WORK TO DO: All lines from the one with "Transcribe this image's" to the end need to be copied exactly, with nothing before them.

** Start of RECORDS PROVIDED **

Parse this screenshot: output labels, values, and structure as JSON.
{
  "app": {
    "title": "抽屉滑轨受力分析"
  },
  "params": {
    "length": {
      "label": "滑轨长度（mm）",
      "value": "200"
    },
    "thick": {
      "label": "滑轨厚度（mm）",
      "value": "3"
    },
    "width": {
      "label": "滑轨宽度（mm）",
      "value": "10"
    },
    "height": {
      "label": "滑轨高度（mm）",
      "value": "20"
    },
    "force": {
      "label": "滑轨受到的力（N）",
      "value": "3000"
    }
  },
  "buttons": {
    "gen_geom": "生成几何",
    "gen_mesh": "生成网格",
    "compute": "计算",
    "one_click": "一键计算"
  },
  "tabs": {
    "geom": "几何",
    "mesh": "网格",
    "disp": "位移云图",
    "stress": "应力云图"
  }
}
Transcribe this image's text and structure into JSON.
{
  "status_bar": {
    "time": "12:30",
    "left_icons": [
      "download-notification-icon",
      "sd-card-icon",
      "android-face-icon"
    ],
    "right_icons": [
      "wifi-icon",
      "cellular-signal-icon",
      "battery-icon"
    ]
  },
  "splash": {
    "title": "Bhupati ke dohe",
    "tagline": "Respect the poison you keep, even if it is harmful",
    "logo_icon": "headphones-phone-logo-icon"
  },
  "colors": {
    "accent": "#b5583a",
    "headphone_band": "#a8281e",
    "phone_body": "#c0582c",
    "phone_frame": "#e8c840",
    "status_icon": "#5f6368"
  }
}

** End of RECORDS PROVIDED **

SOLUTION TO THE PROBLEM:
Transcribe this image's text and structure into JSON.
{
  "status_bar": {
    "time": "12:30",
    "left_icons": [
      "download-notification-icon",
      "sd-card-icon",
      "android-face-icon"
    ],
    "right_icons": [
      "wifi-icon",
      "cellular-signal-icon",
      "battery-icon"
    ]
  },
  "splash": {
    "title": "Bhupati ke dohe",
    "tagline": "Respect the poison you keep, even if it is harmful",
    "logo_icon": "headphones-phone-logo-icon"
  },
  "colors": {
    "accent": "#b5583a",
    "headphone_band": "#a8281e",
    "phone_body": "#c0582c",
    "phone_frame": "#e8c840",
    "status_icon": "#5f6368"
  }
}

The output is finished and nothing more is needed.